- WHAT TO DO: Copy every line with the string "name" in it.
^^^^
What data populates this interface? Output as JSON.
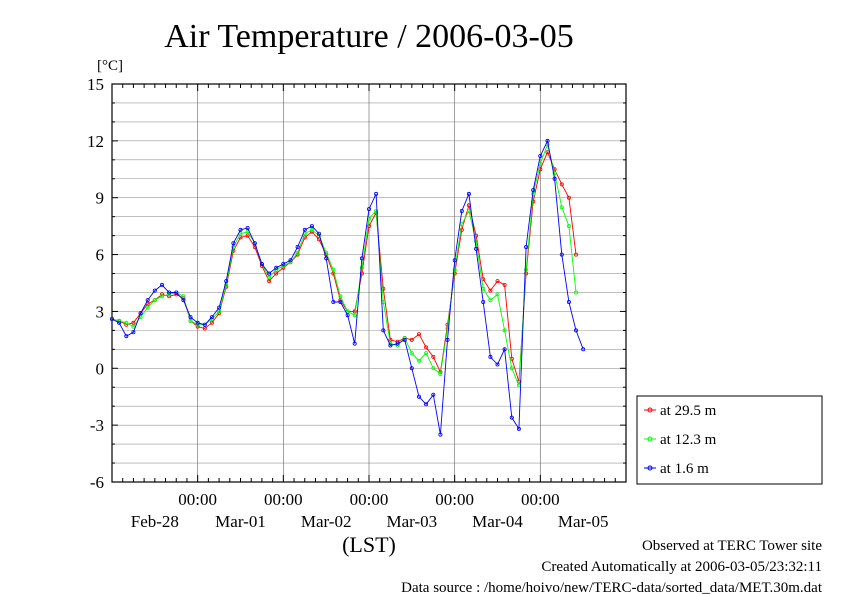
{
  "chart_data": {
    "type": "line",
    "title": "Air Temperature / 2006-03-05",
    "yunit": "[°C]",
    "xlabel": "(LST)",
    "ylim": [
      -6,
      15
    ],
    "yticks": [
      "15",
      "12",
      "9",
      "6",
      "3",
      "0",
      "-3",
      "-6"
    ],
    "xlim_hours": [
      0,
      144
    ],
    "time_labels": [
      "00:00",
      "00:00",
      "00:00",
      "00:00",
      "00:00"
    ],
    "day_labels": [
      "Feb-28",
      "Mar-01",
      "Mar-02",
      "Mar-03",
      "Mar-04",
      "Mar-05"
    ],
    "grid": true,
    "legend_position": "bottom-right",
    "series": [
      {
        "name": "at 29.5 m",
        "color": "#ff0000",
        "points": [
          [
            0,
            2.6
          ],
          [
            2,
            2.5
          ],
          [
            4,
            2.3
          ],
          [
            6,
            2.4
          ],
          [
            8,
            2.9
          ],
          [
            10,
            3.4
          ],
          [
            12,
            3.6
          ],
          [
            14,
            3.9
          ],
          [
            16,
            3.8
          ],
          [
            18,
            3.9
          ],
          [
            20,
            3.7
          ],
          [
            22,
            2.5
          ],
          [
            24,
            2.2
          ],
          [
            26,
            2.1
          ],
          [
            28,
            2.4
          ],
          [
            30,
            2.9
          ],
          [
            32,
            4.3
          ],
          [
            34,
            6.2
          ],
          [
            36,
            6.9
          ],
          [
            38,
            7.0
          ],
          [
            40,
            6.4
          ],
          [
            42,
            5.4
          ],
          [
            44,
            4.6
          ],
          [
            46,
            5.0
          ],
          [
            48,
            5.3
          ],
          [
            50,
            5.6
          ],
          [
            52,
            6.0
          ],
          [
            54,
            6.9
          ],
          [
            56,
            7.2
          ],
          [
            58,
            6.8
          ],
          [
            60,
            6.0
          ],
          [
            62,
            5.0
          ],
          [
            64,
            3.6
          ],
          [
            66,
            3.0
          ],
          [
            68,
            3.0
          ],
          [
            70,
            5.0
          ],
          [
            72,
            7.5
          ],
          [
            74,
            8.2
          ],
          [
            76,
            4.2
          ],
          [
            78,
            1.5
          ],
          [
            80,
            1.4
          ],
          [
            82,
            1.6
          ],
          [
            84,
            1.5
          ],
          [
            86,
            1.8
          ],
          [
            88,
            1.1
          ],
          [
            90,
            0.6
          ],
          [
            92,
            -0.2
          ],
          [
            94,
            2.3
          ],
          [
            96,
            5.0
          ],
          [
            98,
            7.3
          ],
          [
            100,
            8.6
          ],
          [
            102,
            7.0
          ],
          [
            104,
            4.7
          ],
          [
            106,
            4.1
          ],
          [
            108,
            4.6
          ],
          [
            110,
            4.4
          ],
          [
            112,
            0.5
          ],
          [
            114,
            -0.7
          ],
          [
            116,
            5.0
          ],
          [
            118,
            8.8
          ],
          [
            120,
            10.5
          ],
          [
            122,
            11.4
          ],
          [
            124,
            10.5
          ],
          [
            126,
            9.7
          ],
          [
            128,
            9.0
          ],
          [
            130,
            6.0
          ]
        ]
      },
      {
        "name": "at 12.3 m",
        "color": "#00ff00",
        "points": [
          [
            0,
            2.6
          ],
          [
            2,
            2.5
          ],
          [
            4,
            2.4
          ],
          [
            6,
            2.2
          ],
          [
            8,
            2.7
          ],
          [
            10,
            3.2
          ],
          [
            12,
            3.6
          ],
          [
            14,
            3.8
          ],
          [
            16,
            3.9
          ],
          [
            18,
            4.0
          ],
          [
            20,
            3.8
          ],
          [
            22,
            2.5
          ],
          [
            24,
            2.3
          ],
          [
            26,
            2.3
          ],
          [
            28,
            2.6
          ],
          [
            30,
            3.0
          ],
          [
            32,
            4.4
          ],
          [
            34,
            6.4
          ],
          [
            36,
            7.1
          ],
          [
            38,
            7.2
          ],
          [
            40,
            6.6
          ],
          [
            42,
            5.5
          ],
          [
            44,
            4.8
          ],
          [
            46,
            5.2
          ],
          [
            48,
            5.4
          ],
          [
            50,
            5.6
          ],
          [
            52,
            6.1
          ],
          [
            54,
            7.1
          ],
          [
            56,
            7.3
          ],
          [
            58,
            7.0
          ],
          [
            60,
            6.1
          ],
          [
            62,
            5.2
          ],
          [
            64,
            3.8
          ],
          [
            66,
            3.0
          ],
          [
            68,
            2.8
          ],
          [
            70,
            5.3
          ],
          [
            72,
            7.9
          ],
          [
            74,
            8.3
          ],
          [
            76,
            3.5
          ],
          [
            78,
            1.3
          ],
          [
            80,
            1.2
          ],
          [
            82,
            1.6
          ],
          [
            84,
            0.8
          ],
          [
            86,
            0.4
          ],
          [
            88,
            0.8
          ],
          [
            90,
            0.0
          ],
          [
            92,
            -0.3
          ],
          [
            94,
            2.1
          ],
          [
            96,
            5.2
          ],
          [
            98,
            7.6
          ],
          [
            100,
            8.3
          ],
          [
            102,
            6.7
          ],
          [
            104,
            4.2
          ],
          [
            106,
            3.6
          ],
          [
            108,
            3.9
          ],
          [
            110,
            2.0
          ],
          [
            112,
            0.0
          ],
          [
            114,
            -0.9
          ],
          [
            116,
            5.2
          ],
          [
            118,
            9.2
          ],
          [
            120,
            10.8
          ],
          [
            122,
            11.8
          ],
          [
            124,
            10.3
          ],
          [
            126,
            8.5
          ],
          [
            128,
            7.5
          ],
          [
            130,
            4.0
          ]
        ]
      },
      {
        "name": "at 1.6 m",
        "color": "#0000ff",
        "points": [
          [
            0,
            2.6
          ],
          [
            2,
            2.4
          ],
          [
            4,
            1.7
          ],
          [
            6,
            1.9
          ],
          [
            8,
            2.9
          ],
          [
            10,
            3.6
          ],
          [
            12,
            4.1
          ],
          [
            14,
            4.4
          ],
          [
            16,
            4.0
          ],
          [
            18,
            4.0
          ],
          [
            20,
            3.6
          ],
          [
            22,
            2.7
          ],
          [
            24,
            2.4
          ],
          [
            26,
            2.3
          ],
          [
            28,
            2.7
          ],
          [
            30,
            3.2
          ],
          [
            32,
            4.6
          ],
          [
            34,
            6.6
          ],
          [
            36,
            7.3
          ],
          [
            38,
            7.4
          ],
          [
            40,
            6.6
          ],
          [
            42,
            5.5
          ],
          [
            44,
            5.0
          ],
          [
            46,
            5.3
          ],
          [
            48,
            5.5
          ],
          [
            50,
            5.7
          ],
          [
            52,
            6.4
          ],
          [
            54,
            7.3
          ],
          [
            56,
            7.5
          ],
          [
            58,
            7.1
          ],
          [
            60,
            5.8
          ],
          [
            62,
            3.5
          ],
          [
            64,
            3.5
          ],
          [
            66,
            2.8
          ],
          [
            68,
            1.3
          ],
          [
            70,
            5.8
          ],
          [
            72,
            8.4
          ],
          [
            74,
            9.2
          ],
          [
            76,
            2.0
          ],
          [
            78,
            1.2
          ],
          [
            80,
            1.3
          ],
          [
            82,
            1.5
          ],
          [
            84,
            0.0
          ],
          [
            86,
            -1.5
          ],
          [
            88,
            -1.9
          ],
          [
            90,
            -1.4
          ],
          [
            92,
            -3.5
          ],
          [
            94,
            1.5
          ],
          [
            96,
            5.7
          ],
          [
            98,
            8.3
          ],
          [
            100,
            9.2
          ],
          [
            102,
            6.3
          ],
          [
            104,
            3.5
          ],
          [
            106,
            0.6
          ],
          [
            108,
            0.2
          ],
          [
            110,
            1.0
          ],
          [
            112,
            -2.6
          ],
          [
            114,
            -3.2
          ],
          [
            116,
            6.4
          ],
          [
            118,
            9.4
          ],
          [
            120,
            11.2
          ],
          [
            122,
            12.0
          ],
          [
            124,
            10.0
          ],
          [
            126,
            6.0
          ],
          [
            128,
            3.5
          ],
          [
            130,
            2.0
          ],
          [
            132,
            1.0
          ]
        ]
      }
    ]
  },
  "footer": {
    "site": "Observed at TERC Tower site",
    "created": "Created Automatically at 2006-03-05/23:32:11",
    "source": "Data source : /home/hoivo/new/TERC-data/sorted_data/MET.30m.dat"
  }
}
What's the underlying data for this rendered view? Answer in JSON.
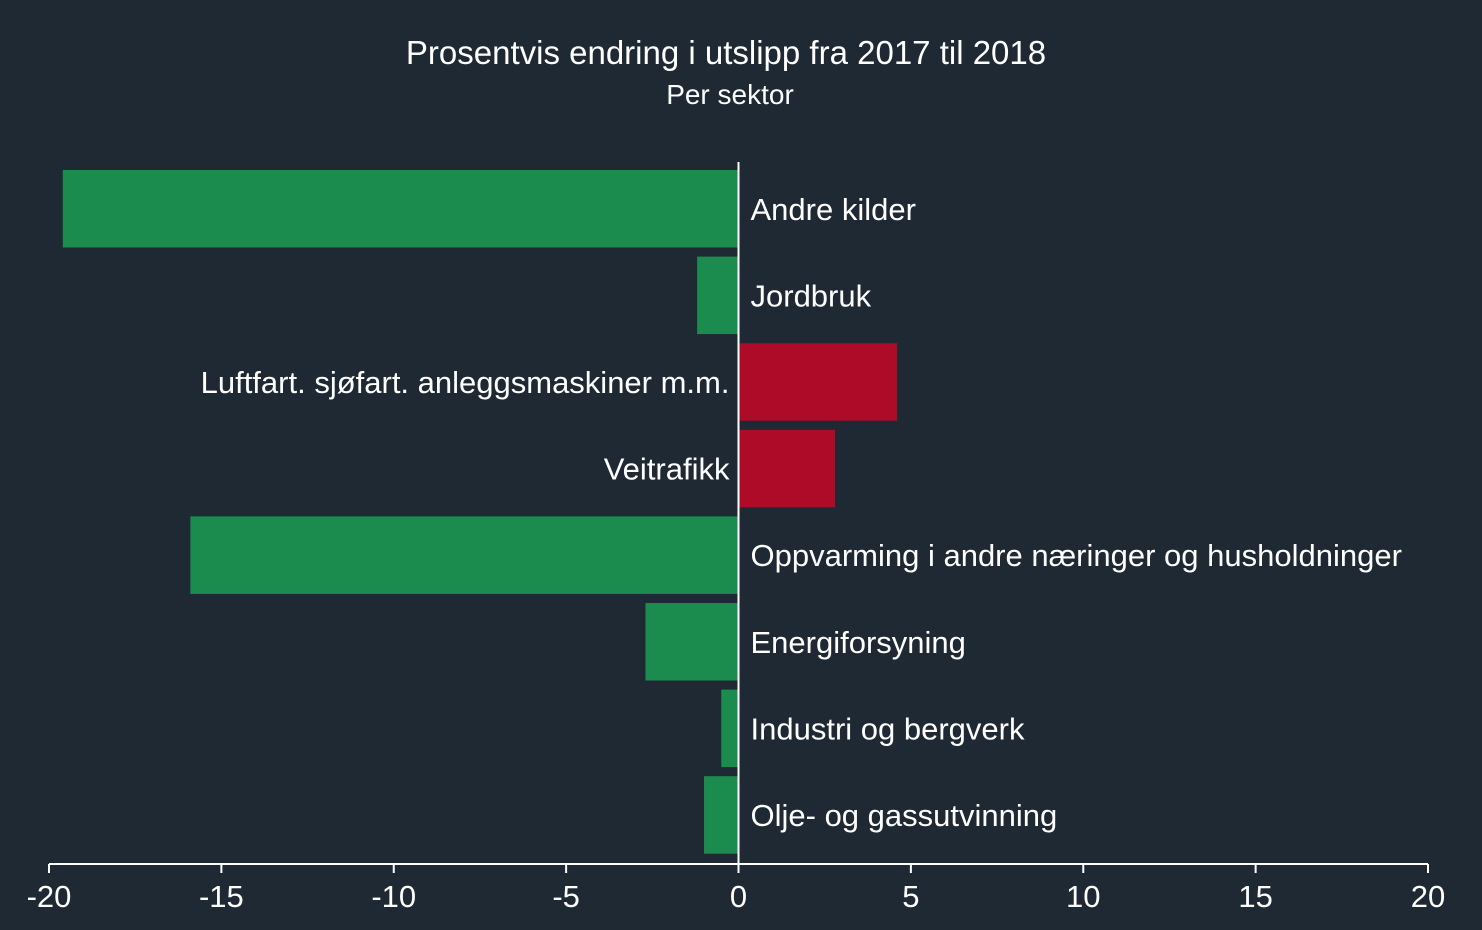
{
  "chart_data": {
    "type": "bar",
    "orientation": "horizontal",
    "title": "Prosentvis endring i utslipp fra 2017 til 2018",
    "subtitle": "Per sektor",
    "xlabel": "",
    "ylabel": "",
    "xlim": [
      -20,
      20
    ],
    "xticks": [
      -20,
      -15,
      -10,
      -5,
      0,
      5,
      10,
      15,
      20
    ],
    "xtick_labels": [
      "-20",
      "-15",
      "-10",
      "-5",
      "0",
      "5",
      "10",
      "15",
      "20"
    ],
    "grid": false,
    "legend": "none",
    "categories": [
      "Andre kilder",
      "Jordbruk",
      "Luftfart. sjøfart. anleggsmaskiner m.m.",
      "Veitrafikk",
      "Oppvarming i andre næringer og husholdninger",
      "Energiforsyning",
      "Industri og bergverk",
      "Olje- og gassutvinning"
    ],
    "values": [
      -19.6,
      -1.2,
      4.6,
      2.8,
      -15.9,
      -2.7,
      -0.5,
      -1.0
    ],
    "colors": {
      "negative": "#1b8c4e",
      "positive": "#ad0b28",
      "background": "#1f2933",
      "axis": "#ffffff",
      "text": "#ffffff"
    }
  }
}
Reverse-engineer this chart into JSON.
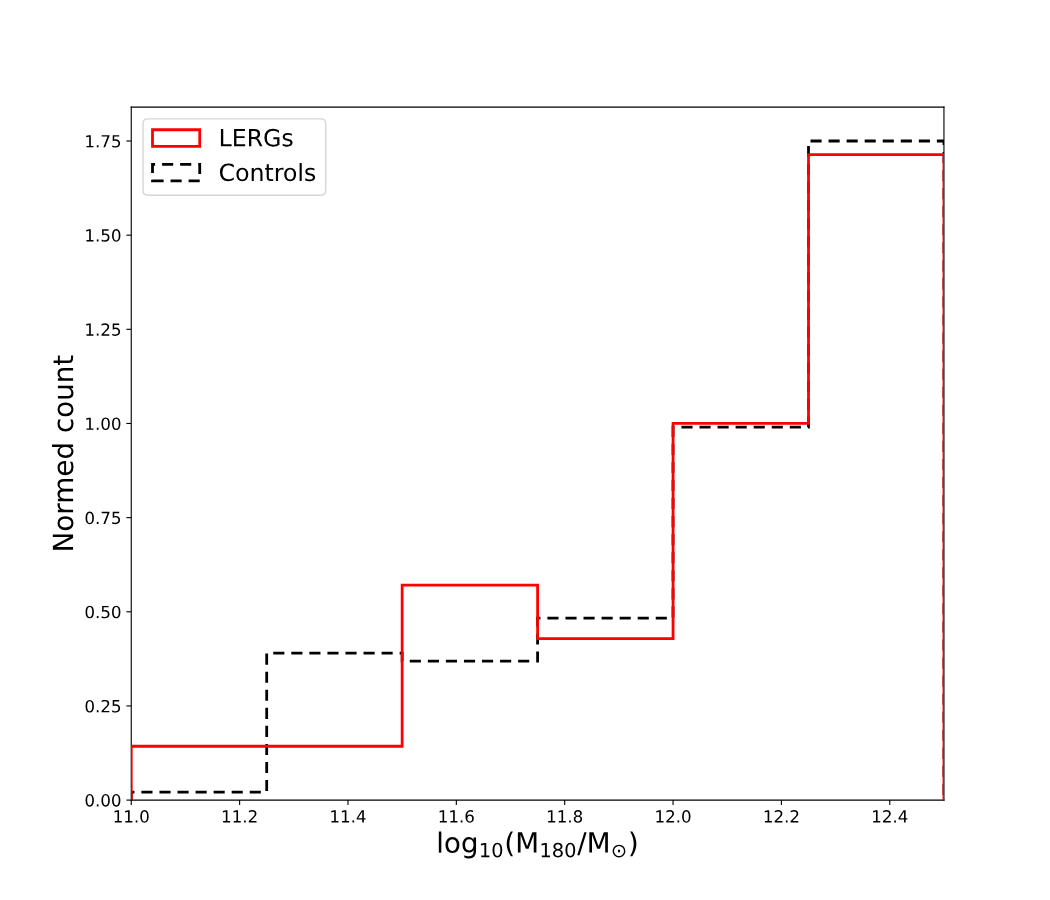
{
  "chart_data": {
    "type": "histogram",
    "xlabel": "log$_{10}$(M$_{180}$/M$_{⊙}$)",
    "ylabel": "Normed count",
    "bins": [
      11.0,
      11.25,
      11.5,
      11.75,
      12.0,
      12.25,
      12.5
    ],
    "series": [
      {
        "name": "LERGs",
        "color": "#ff0000",
        "line_style": "solid",
        "values": [
          0.143,
          0.143,
          0.571,
          0.429,
          1.0,
          1.714
        ]
      },
      {
        "name": "Controls",
        "color": "#000000",
        "line_style": "dashed",
        "values": [
          0.021,
          0.39,
          0.369,
          0.483,
          0.99,
          1.75
        ]
      }
    ],
    "xlim": [
      11.0,
      12.5
    ],
    "ylim": [
      0,
      1.84
    ],
    "xticks": [
      {
        "value": 11.0,
        "label": "11.0"
      },
      11.2,
      11.4,
      11.6,
      11.8,
      {
        "value": 12.0,
        "label": "12.0"
      },
      12.2,
      12.4
    ],
    "yticks": [
      {
        "value": 0,
        "label": "0.00"
      },
      0.25,
      {
        "value": 0.5,
        "label": "0.50"
      },
      0.75,
      {
        "value": 1.0,
        "label": "1.00"
      },
      1.25,
      {
        "value": 1.5,
        "label": "1.50"
      },
      1.75
    ],
    "legend": "top left",
    "grid": false
  }
}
^^^^
- RESPONSE TO THIS TASK:
        "name": "at 29.5 m",
        "name": "at 12.3 m",
        "name": "at 1.6 m",
        "name": "LERGs",
        "name": "Controls",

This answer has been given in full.